[BEGIN INPUT DATA]

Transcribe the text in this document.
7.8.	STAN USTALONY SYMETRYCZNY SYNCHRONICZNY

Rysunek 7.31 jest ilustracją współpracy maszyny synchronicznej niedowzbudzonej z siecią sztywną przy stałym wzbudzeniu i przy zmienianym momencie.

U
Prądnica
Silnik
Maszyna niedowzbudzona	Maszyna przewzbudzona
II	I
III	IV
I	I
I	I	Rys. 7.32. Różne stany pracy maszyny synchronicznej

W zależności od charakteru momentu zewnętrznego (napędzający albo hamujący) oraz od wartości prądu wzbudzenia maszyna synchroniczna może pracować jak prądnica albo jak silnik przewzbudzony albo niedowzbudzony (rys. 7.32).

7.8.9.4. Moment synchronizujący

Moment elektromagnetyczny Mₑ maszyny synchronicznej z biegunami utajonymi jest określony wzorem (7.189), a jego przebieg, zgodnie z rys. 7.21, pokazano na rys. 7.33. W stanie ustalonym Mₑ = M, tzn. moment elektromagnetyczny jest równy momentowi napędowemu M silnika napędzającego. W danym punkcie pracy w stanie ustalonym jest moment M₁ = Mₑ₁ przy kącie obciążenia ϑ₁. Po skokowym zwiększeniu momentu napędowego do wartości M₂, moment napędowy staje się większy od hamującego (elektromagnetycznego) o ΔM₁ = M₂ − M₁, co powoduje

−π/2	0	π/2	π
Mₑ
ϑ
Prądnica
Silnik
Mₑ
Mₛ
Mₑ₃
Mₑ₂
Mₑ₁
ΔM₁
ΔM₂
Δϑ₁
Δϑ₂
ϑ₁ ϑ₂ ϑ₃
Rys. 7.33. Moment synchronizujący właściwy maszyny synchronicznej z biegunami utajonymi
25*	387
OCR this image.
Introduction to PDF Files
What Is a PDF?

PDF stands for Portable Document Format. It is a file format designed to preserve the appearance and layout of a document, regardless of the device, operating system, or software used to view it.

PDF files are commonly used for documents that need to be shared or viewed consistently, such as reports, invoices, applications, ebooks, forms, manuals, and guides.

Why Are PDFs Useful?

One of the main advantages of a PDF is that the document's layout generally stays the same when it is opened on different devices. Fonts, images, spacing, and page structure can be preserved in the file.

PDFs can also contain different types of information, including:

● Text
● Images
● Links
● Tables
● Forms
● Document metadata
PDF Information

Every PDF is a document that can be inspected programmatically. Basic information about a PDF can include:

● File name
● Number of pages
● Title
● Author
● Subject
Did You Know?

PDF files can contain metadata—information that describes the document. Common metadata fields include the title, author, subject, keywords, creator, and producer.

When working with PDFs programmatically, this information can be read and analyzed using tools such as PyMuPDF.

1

[END INPUT DATA]

WHAT IS REQUIRED: Write out the material from the first line to the last, exactly.

IN RESPONSE:
Transcribe the text in this document.
7.8.	STAN USTALONY SYMETRYCZNY SYNCHRONICZNY

Rysunek 7.31 jest ilustracją współpracy maszyny synchronicznej niedowzbudzonej z siecią sztywną przy stałym wzbudzeniu i przy zmienianym momencie.

U
Prądnica
Silnik
Maszyna niedowzbudzona	Maszyna przewzbudzona
II	I
III	IV
I	I
I	I	Rys. 7.32. Różne stany pracy maszyny synchronicznej

W zależności od charakteru momentu zewnętrznego (napędzający albo hamujący) oraz od wartości prądu wzbudzenia maszyna synchroniczna może pracować jak prądnica albo jak silnik przewzbudzony albo niedowzbudzony (rys. 7.32).

7.8.9.4. Moment synchronizujący

Moment elektromagnetyczny Mₑ maszyny synchronicznej z biegunami utajonymi jest określony wzorem (7.189), a jego przebieg, zgodnie z rys. 7.21, pokazano na rys. 7.33. W stanie ustalonym Mₑ = M, tzn. moment elektromagnetyczny jest równy momentowi napędowemu M silnika napędzającego. W danym punkcie pracy w stanie ustalonym jest moment M₁ = Mₑ₁ przy kącie obciążenia ϑ₁. Po skokowym zwiększeniu momentu napędowego do wartości M₂, moment napędowy staje się większy od hamującego (elektromagnetycznego) o ΔM₁ = M₂ − M₁, co powoduje

−π/2	0	π/2	π
Mₑ
ϑ
Prądnica
Silnik
Mₑ
Mₛ
Mₑ₃
Mₑ₂
Mₑ₁
ΔM₁
ΔM₂
Δϑ₁
Δϑ₂
ϑ₁ ϑ₂ ϑ₃
Rys. 7.33. Moment synchronizujący właściwy maszyny synchronicznej z biegunami utajonymi
25*	387
OCR this image.
Introduction to PDF Files
What Is a PDF?

PDF stands for Portable Document Format. It is a file format designed to preserve the appearance and layout of a document, regardless of the device, operating system, or software used to view it.

PDF files are commonly used for documents that need to be shared or viewed consistently, such as reports, invoices, applications, ebooks, forms, manuals, and guides.

Why Are PDFs Useful?

One of the main advantages of a PDF is that the document's layout generally stays the same when it is opened on different devices. Fonts, images, spacing, and page structure can be preserved in the file.

PDFs can also contain different types of information, including:

● Text
● Images
● Links
● Tables
● Forms
● Document metadata
PDF Information

Every PDF is a document that can be inspected programmatically. Basic information about a PDF can include:

● File name
● Number of pages
● Title
● Author
● Subject
Did You Know?

PDF files can contain metadata—information that describes the document. Common metadata fields include the title, author, subject, keywords, creator, and producer.

When working with PDFs programmatically, this information can be read and analyzed using tools such as PyMuPDF.

1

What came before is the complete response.